**Task goal:**
Scan the data below. Pull out each line where "JSON" occurs.

**** Data to process

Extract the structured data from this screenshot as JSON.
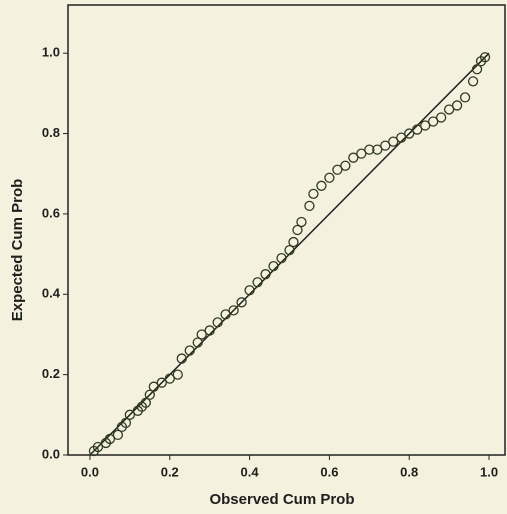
{
  "chart_data": {
    "type": "scatter",
    "xlabel": "Observed Cum Prob",
    "ylabel": "Expected Cum Prob",
    "xlim": [
      -0.055,
      1.04
    ],
    "ylim": [
      0,
      1.12
    ],
    "xticks": [
      {
        "value": 0,
        "label": "0.0"
      },
      0.2,
      0.4,
      0.6,
      0.8,
      {
        "value": 1,
        "label": "1.0"
      }
    ],
    "yticks": [
      {
        "value": 0,
        "label": "0.0"
      },
      0.2,
      0.4,
      0.6,
      0.8,
      {
        "value": 1,
        "label": "1.0"
      }
    ],
    "color": "#2f3a22",
    "reference_line": {
      "x": [
        0,
        1
      ],
      "y": [
        0,
        1
      ]
    },
    "x": [
      0.01,
      0.02,
      0.04,
      0.05,
      0.07,
      0.08,
      0.09,
      0.1,
      0.12,
      0.13,
      0.14,
      0.15,
      0.16,
      0.18,
      0.2,
      0.22,
      0.23,
      0.25,
      0.27,
      0.28,
      0.3,
      0.32,
      0.34,
      0.36,
      0.38,
      0.4,
      0.42,
      0.44,
      0.46,
      0.48,
      0.5,
      0.51,
      0.52,
      0.53,
      0.55,
      0.56,
      0.58,
      0.6,
      0.62,
      0.64,
      0.66,
      0.68,
      0.7,
      0.72,
      0.74,
      0.76,
      0.78,
      0.8,
      0.82,
      0.84,
      0.86,
      0.88,
      0.9,
      0.92,
      0.94,
      0.96,
      0.97,
      0.98,
      0.99
    ],
    "values": [
      0.01,
      0.02,
      0.03,
      0.04,
      0.05,
      0.07,
      0.08,
      0.1,
      0.11,
      0.12,
      0.13,
      0.15,
      0.17,
      0.18,
      0.19,
      0.2,
      0.24,
      0.26,
      0.28,
      0.3,
      0.31,
      0.33,
      0.35,
      0.36,
      0.38,
      0.41,
      0.43,
      0.45,
      0.47,
      0.49,
      0.51,
      0.53,
      0.56,
      0.58,
      0.62,
      0.65,
      0.67,
      0.69,
      0.71,
      0.72,
      0.74,
      0.75,
      0.76,
      0.76,
      0.77,
      0.78,
      0.79,
      0.8,
      0.81,
      0.82,
      0.83,
      0.84,
      0.86,
      0.87,
      0.89,
      0.93,
      0.96,
      0.98,
      0.99
    ]
  }
}
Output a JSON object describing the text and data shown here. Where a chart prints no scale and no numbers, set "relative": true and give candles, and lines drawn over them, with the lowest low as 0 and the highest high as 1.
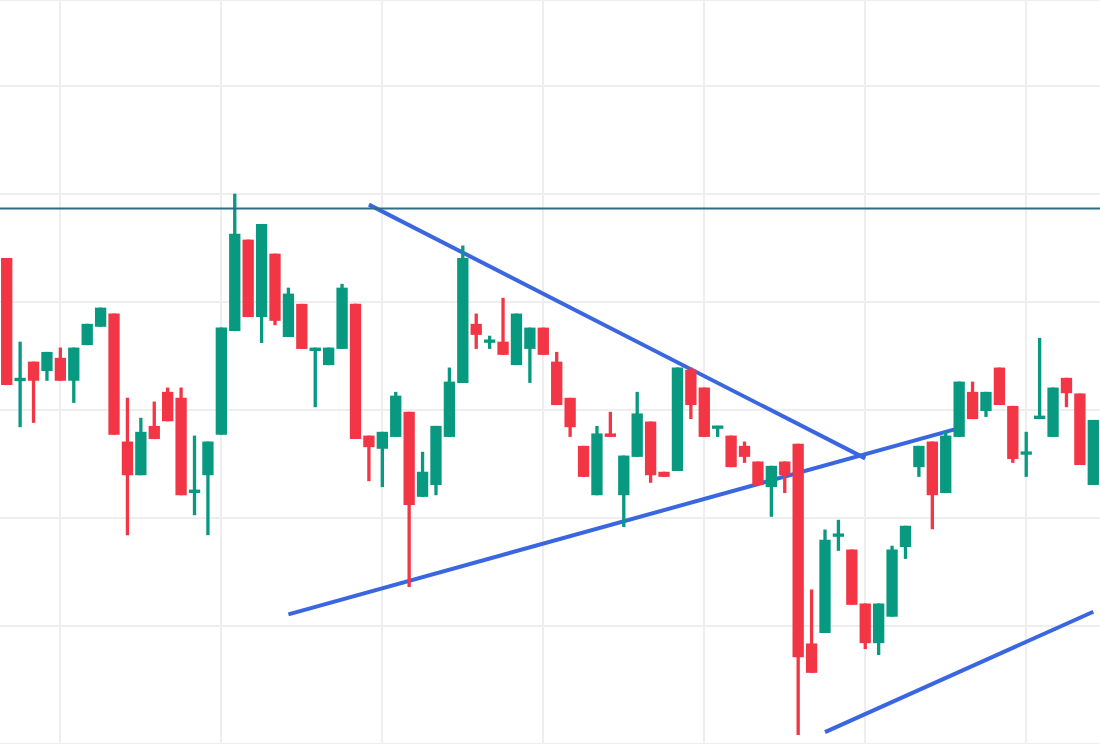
{
  "chart_data": {
    "type": "candlestick",
    "relative": true,
    "grid": true,
    "categories": [
      null,
      null,
      null,
      null,
      null,
      null,
      null,
      null,
      null,
      null,
      null,
      null,
      null,
      null,
      null,
      null,
      null,
      null,
      null,
      null,
      null,
      null,
      null,
      null,
      null,
      null,
      null,
      null,
      null,
      null,
      null,
      null,
      null,
      null,
      null,
      null,
      null,
      null,
      null,
      null,
      null,
      null,
      null,
      null,
      null,
      null,
      null,
      null,
      null,
      null,
      null,
      null,
      null,
      null,
      null,
      null,
      null,
      null,
      null,
      null,
      null,
      null,
      null,
      null,
      null,
      null,
      null,
      null,
      null,
      null,
      null,
      null,
      null,
      null,
      null,
      null,
      null,
      null,
      null,
      null,
      null,
      null
    ],
    "ohlc": [
      [
        0.881,
        0.881,
        0.648,
        0.648
      ],
      [
        0.659,
        0.726,
        0.57,
        0.659
      ],
      [
        0.689,
        0.689,
        0.578,
        0.656
      ],
      [
        0.674,
        0.707,
        0.656,
        0.707
      ],
      [
        0.696,
        0.715,
        0.656,
        0.656
      ],
      [
        0.656,
        0.715,
        0.615,
        0.715
      ],
      [
        0.722,
        0.759,
        0.722,
        0.759
      ],
      [
        0.756,
        0.789,
        0.756,
        0.789
      ],
      [
        0.778,
        0.778,
        0.556,
        0.556
      ],
      [
        0.541,
        0.622,
        0.37,
        0.481
      ],
      [
        0.481,
        0.585,
        0.481,
        0.559
      ],
      [
        0.57,
        0.615,
        0.548,
        0.548
      ],
      [
        0.633,
        0.641,
        0.581,
        0.581
      ],
      [
        0.622,
        0.641,
        0.444,
        0.444
      ],
      [
        0.448,
        0.552,
        0.407,
        0.452
      ],
      [
        0.481,
        0.541,
        0.37,
        0.541
      ],
      [
        0.556,
        0.752,
        0.556,
        0.752
      ],
      [
        0.748,
        1,
        0.748,
        0.926
      ],
      [
        0.915,
        0.915,
        0.774,
        0.774
      ],
      [
        0.774,
        0.944,
        0.726,
        0.944
      ],
      [
        0.889,
        0.889,
        0.759,
        0.767
      ],
      [
        0.737,
        0.826,
        0.737,
        0.815
      ],
      [
        0.796,
        0.796,
        0.715,
        0.715
      ],
      [
        0.711,
        0.715,
        0.607,
        0.715
      ],
      [
        0.685,
        0.715,
        0.685,
        0.715
      ],
      [
        0.715,
        0.833,
        0.715,
        0.826
      ],
      [
        0.796,
        0.796,
        0.548,
        0.548
      ],
      [
        0.552,
        0.552,
        0.47,
        0.533
      ],
      [
        0.53,
        0.559,
        0.459,
        0.559
      ],
      [
        0.552,
        0.633,
        0.552,
        0.626
      ],
      [
        0.596,
        0.596,
        0.274,
        0.426
      ],
      [
        0.441,
        0.522,
        0.441,
        0.485
      ],
      [
        0.463,
        0.57,
        0.444,
        0.57
      ],
      [
        0.552,
        0.678,
        0.552,
        0.652
      ],
      [
        0.652,
        0.904,
        0.652,
        0.881
      ],
      [
        0.759,
        0.778,
        0.715,
        0.741
      ],
      [
        0.73,
        0.737,
        0.715,
        0.73
      ],
      [
        0.726,
        0.807,
        0.704,
        0.704
      ],
      [
        0.685,
        0.778,
        0.685,
        0.778
      ],
      [
        0.715,
        0.752,
        0.652,
        0.752
      ],
      [
        0.752,
        0.752,
        0.704,
        0.704
      ],
      [
        0.689,
        0.707,
        0.611,
        0.611
      ],
      [
        0.622,
        0.622,
        0.552,
        0.57
      ],
      [
        0.533,
        0.533,
        0.478,
        0.478
      ],
      [
        0.444,
        0.57,
        0.444,
        0.556
      ],
      [
        0.556,
        0.596,
        0.552,
        0.552
      ],
      [
        0.444,
        0.515,
        0.385,
        0.515
      ],
      [
        0.515,
        0.633,
        0.515,
        0.593
      ],
      [
        0.578,
        0.578,
        0.467,
        0.481
      ],
      [
        0.485,
        0.485,
        0.478,
        0.478
      ],
      [
        0.489,
        0.678,
        0.489,
        0.678
      ],
      [
        0.674,
        0.678,
        0.585,
        0.611
      ],
      [
        0.641,
        0.641,
        0.552,
        0.552
      ],
      [
        0.567,
        0.57,
        0.552,
        0.57
      ],
      [
        0.552,
        0.552,
        0.496,
        0.496
      ],
      [
        0.533,
        0.541,
        0.504,
        0.515
      ],
      [
        0.504,
        0.504,
        0.463,
        0.463
      ],
      [
        0.459,
        0.496,
        0.404,
        0.496
      ],
      [
        0.504,
        0.504,
        0.448,
        0.481
      ],
      [
        0.537,
        0.537,
        0,
        0.144
      ],
      [
        0.167,
        0.267,
        0.115,
        0.115
      ],
      [
        0.189,
        0.378,
        0.189,
        0.359
      ],
      [
        0.367,
        0.396,
        0.341,
        0.37
      ],
      [
        0.341,
        0.341,
        0.241,
        0.241
      ],
      [
        0.241,
        0.241,
        0.159,
        0.17
      ],
      [
        0.17,
        0.241,
        0.148,
        0.241
      ],
      [
        0.219,
        0.348,
        0.219,
        0.341
      ],
      [
        0.348,
        0.385,
        0.326,
        0.385
      ],
      [
        0.496,
        0.533,
        0.478,
        0.533
      ],
      [
        0.541,
        0.541,
        0.381,
        0.444
      ],
      [
        0.448,
        0.559,
        0.448,
        0.552
      ],
      [
        0.552,
        0.652,
        0.552,
        0.652
      ],
      [
        0.633,
        0.652,
        0.585,
        0.585
      ],
      [
        0.6,
        0.633,
        0.589,
        0.633
      ],
      [
        0.678,
        0.678,
        0.611,
        0.611
      ],
      [
        0.607,
        0.607,
        0.504,
        0.511
      ],
      [
        0.519,
        0.559,
        0.478,
        0.522
      ],
      [
        0.585,
        0.733,
        0.585,
        0.589
      ],
      [
        0.552,
        0.641,
        0.552,
        0.641
      ],
      [
        0.659,
        0.659,
        0.607,
        0.633
      ],
      [
        0.63,
        0.63,
        0.5,
        0.5
      ],
      [
        0.463,
        0.581,
        0.463,
        0.581
      ]
    ],
    "series": [
      {
        "type": "line",
        "color": "#3a66e0",
        "values": [
          null,
          null,
          null,
          null,
          null,
          null,
          null,
          null,
          null,
          null,
          null,
          null,
          null,
          null,
          null,
          null,
          null,
          null,
          null,
          null,
          null,
          null,
          null,
          null,
          null,
          null,
          null,
          0.981,
          null,
          null,
          null,
          null,
          null,
          null,
          null,
          null,
          null,
          null,
          null,
          null,
          null,
          null,
          null,
          null,
          null,
          null,
          null,
          null,
          null,
          null,
          null,
          null,
          null,
          null,
          null,
          null,
          null,
          null,
          null,
          null,
          null,
          null,
          null,
          null,
          0.511,
          null,
          null,
          null,
          null,
          null,
          null,
          null,
          null,
          null,
          null,
          null,
          null,
          null,
          null,
          null,
          null,
          null
        ]
      },
      {
        "type": "line",
        "color": "#3a66e0",
        "values": [
          null,
          null,
          null,
          null,
          null,
          null,
          null,
          null,
          null,
          null,
          null,
          null,
          null,
          null,
          null,
          null,
          null,
          null,
          null,
          null,
          null,
          0.222,
          null,
          null,
          null,
          null,
          null,
          null,
          null,
          null,
          null,
          null,
          null,
          null,
          null,
          null,
          null,
          null,
          null,
          null,
          null,
          null,
          null,
          null,
          null,
          null,
          null,
          null,
          null,
          null,
          null,
          null,
          null,
          null,
          null,
          null,
          null,
          null,
          null,
          null,
          null,
          null,
          null,
          null,
          null,
          null,
          null,
          null,
          null,
          null,
          null,
          0.567,
          null,
          null,
          null,
          null,
          null,
          null,
          null,
          null,
          null,
          null
        ]
      },
      {
        "type": "line",
        "color": "#3a66e0",
        "values": [
          null,
          null,
          null,
          null,
          null,
          null,
          null,
          null,
          null,
          null,
          null,
          null,
          null,
          null,
          null,
          null,
          null,
          null,
          null,
          null,
          null,
          null,
          null,
          null,
          null,
          null,
          null,
          null,
          null,
          null,
          null,
          null,
          null,
          null,
          null,
          null,
          null,
          null,
          null,
          null,
          null,
          null,
          null,
          null,
          null,
          null,
          null,
          null,
          null,
          null,
          null,
          null,
          null,
          null,
          null,
          null,
          null,
          null,
          null,
          null,
          null,
          0.004,
          null,
          null,
          null,
          null,
          null,
          null,
          null,
          null,
          null,
          null,
          null,
          null,
          null,
          null,
          null,
          null,
          null,
          null,
          null,
          0.227
        ]
      }
    ],
    "ref_lines": [
      {
        "axis": "y",
        "value": 0.974,
        "color": "#2b6f86"
      }
    ]
  }
}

********

**Solution for this exercise:**
Extract the structured data from this screenshot as JSON.
Output a JSON object describing the text and data shown here. Where a chart prints no scale and no numbers, set "relative": true and give candles, and lines drawn over them, with the lowest low as 0 and the highest high as 1.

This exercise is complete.